In Defense of Jaywalking
Banning the practice won't make pedestrians safer.
Looking at any number of big-city dailies over the last few weeks, one might reasonably surmise that we are in the middle of a new public-health epidemic with an old name: jaywalking.
A columnist for the San Francisco Chronicle, commenting on a report on the city's most dangerous intersections, wrote: "[I]s it any surprise that three of the top four are near Sixth and Market streets, the home of the lackadaisical jaywalker? Seriously, how often have you seen someone there walk out into traffic against the light, confidently assuming that the car will stop?" In Boston, meanwhile, the Globe sounded exasperated about how "throngs of iPod-wearing, cellphone-texting walkers blew through the red 'Don't walk' signs, barely acknowledging the flustered drivers who slammed on the brakes and banged on their dashboards in futility." In New York, the Post bemoaned "jaywalking's steep toll," calling it a "foolish practice" that "needs to stop."

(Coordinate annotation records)
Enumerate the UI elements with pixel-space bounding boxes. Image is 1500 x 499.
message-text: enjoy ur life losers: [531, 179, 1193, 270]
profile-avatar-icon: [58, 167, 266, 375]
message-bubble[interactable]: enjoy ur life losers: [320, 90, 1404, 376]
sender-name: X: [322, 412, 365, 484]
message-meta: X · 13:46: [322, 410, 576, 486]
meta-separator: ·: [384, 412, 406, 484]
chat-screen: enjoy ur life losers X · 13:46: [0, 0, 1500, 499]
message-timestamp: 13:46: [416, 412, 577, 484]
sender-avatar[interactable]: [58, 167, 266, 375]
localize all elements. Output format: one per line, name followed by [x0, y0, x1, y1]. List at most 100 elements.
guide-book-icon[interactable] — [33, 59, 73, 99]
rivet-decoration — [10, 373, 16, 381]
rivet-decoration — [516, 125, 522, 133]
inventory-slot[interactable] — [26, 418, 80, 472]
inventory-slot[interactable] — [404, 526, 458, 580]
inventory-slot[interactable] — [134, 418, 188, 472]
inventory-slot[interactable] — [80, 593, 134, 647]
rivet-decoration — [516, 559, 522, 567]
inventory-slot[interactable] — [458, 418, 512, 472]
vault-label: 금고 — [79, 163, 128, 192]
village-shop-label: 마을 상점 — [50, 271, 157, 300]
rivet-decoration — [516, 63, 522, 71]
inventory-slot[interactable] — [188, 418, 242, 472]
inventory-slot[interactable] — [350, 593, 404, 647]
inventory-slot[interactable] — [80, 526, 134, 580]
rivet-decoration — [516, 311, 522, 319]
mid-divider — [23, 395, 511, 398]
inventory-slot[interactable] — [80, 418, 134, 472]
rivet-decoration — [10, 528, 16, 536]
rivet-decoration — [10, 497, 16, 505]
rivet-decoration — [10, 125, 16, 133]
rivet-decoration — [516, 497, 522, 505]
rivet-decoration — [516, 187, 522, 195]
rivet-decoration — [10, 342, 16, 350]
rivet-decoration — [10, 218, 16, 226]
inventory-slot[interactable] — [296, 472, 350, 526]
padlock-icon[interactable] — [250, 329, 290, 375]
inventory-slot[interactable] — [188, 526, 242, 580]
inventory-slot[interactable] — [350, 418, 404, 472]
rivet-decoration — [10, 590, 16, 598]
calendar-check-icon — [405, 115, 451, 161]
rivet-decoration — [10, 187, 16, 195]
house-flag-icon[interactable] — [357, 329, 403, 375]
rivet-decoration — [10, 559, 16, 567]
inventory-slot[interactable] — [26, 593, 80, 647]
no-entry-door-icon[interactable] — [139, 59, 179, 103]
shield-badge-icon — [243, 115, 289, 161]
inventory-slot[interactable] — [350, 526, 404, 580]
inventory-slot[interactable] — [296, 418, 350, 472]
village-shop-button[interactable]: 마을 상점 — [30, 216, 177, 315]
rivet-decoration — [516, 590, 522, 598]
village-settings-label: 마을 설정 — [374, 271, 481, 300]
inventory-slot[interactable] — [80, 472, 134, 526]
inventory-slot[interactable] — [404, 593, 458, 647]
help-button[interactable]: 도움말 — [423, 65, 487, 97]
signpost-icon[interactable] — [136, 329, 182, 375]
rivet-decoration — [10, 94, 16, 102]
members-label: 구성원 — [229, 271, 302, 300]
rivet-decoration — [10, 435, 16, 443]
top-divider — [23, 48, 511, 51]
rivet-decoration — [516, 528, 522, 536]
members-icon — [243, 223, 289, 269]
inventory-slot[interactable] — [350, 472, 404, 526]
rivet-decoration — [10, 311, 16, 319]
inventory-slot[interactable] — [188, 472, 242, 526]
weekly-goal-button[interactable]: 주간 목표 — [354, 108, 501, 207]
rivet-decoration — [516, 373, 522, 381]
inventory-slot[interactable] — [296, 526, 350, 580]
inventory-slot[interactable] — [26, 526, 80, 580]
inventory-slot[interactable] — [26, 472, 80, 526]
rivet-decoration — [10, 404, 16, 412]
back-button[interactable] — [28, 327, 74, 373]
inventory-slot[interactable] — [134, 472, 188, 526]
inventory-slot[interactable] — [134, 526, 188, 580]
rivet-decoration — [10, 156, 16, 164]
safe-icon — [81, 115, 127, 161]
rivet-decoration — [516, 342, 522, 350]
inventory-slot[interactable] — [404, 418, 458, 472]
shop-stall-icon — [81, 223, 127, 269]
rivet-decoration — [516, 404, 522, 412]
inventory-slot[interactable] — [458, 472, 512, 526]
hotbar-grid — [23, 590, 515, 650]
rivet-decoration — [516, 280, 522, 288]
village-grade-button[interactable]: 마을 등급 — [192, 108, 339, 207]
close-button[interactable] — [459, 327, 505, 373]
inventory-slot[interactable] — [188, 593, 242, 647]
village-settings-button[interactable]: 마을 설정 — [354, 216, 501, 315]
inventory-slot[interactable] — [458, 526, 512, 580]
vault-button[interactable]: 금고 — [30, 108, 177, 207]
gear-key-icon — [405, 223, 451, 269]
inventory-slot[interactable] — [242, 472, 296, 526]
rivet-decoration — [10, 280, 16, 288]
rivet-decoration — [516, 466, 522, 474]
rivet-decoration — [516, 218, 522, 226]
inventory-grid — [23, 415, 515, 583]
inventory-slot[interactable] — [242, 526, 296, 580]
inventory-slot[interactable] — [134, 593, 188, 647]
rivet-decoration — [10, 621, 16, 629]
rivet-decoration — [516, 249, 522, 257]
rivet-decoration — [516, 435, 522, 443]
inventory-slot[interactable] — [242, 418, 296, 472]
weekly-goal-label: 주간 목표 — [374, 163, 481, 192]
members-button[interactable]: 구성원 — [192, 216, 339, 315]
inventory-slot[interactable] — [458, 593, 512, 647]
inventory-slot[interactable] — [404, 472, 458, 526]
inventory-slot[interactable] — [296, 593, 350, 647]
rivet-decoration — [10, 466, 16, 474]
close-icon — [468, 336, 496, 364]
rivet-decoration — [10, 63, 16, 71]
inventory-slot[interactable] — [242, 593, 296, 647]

Request 1
Answer these about the jaywalking article:
(a) What does the subtitle say banning the practice won't do?
(b) Which two streets did the San Francisco Chronicle columnist say three of the city's top four dangerous intersections are near?
(c) What two things did the New York Post say about jaywalking as a "practice"?
Request 2
Extend the jaywalking article beyond its final sentence.

Reply 1
(a) Make pedestrians safer.
(b) Sixth and Market streets.
(c) It called it a "foolish practice" that "needs to stop."

Reply 2
These accounts—which are typically combined with grim statistics on pedestrian deaths and injuries, but no deeper analysis—could well leave casual readers with the impression that jaywalking is the single greatest risk to the urban pedestrian, that pedestrians wantonly solicit injuries and death with their depraved behavior, and that properly corralling pedestrians could solve all our traffic safety problems.
All of which is wrong. Certainly, there are egregious jaywalkers who defy logic and physics in their wayward perambulations. (Many of these are drunk people; as the National Highway Traffic Safety Administration notes, "about 25 percent of fatally injured pedestrians have a BAC greater than .20"). And, conversely, there are also careful jaywalkers, like myself, who frankly find the notion of waiting for a signal when no cars are in sight to be faintly ridiculous and anti-urban.
But the facts simply do not support the idea that jaywalking is the greatest danger pedestrians face, and that drivers should be let off the hook. In San Francisco, for example, a report by the city's Municipal Transportation Agency looking at collisions in 2007 found that cases of drivers violating the pedestrian's right of way were more common than pedestrians violating that of drivers. In New York City the Post, quoting numbers from the DoT, said 50 jaywalkers were killed annually; this is a high number to be sure, but just one-fourth the total pedestrian death toll.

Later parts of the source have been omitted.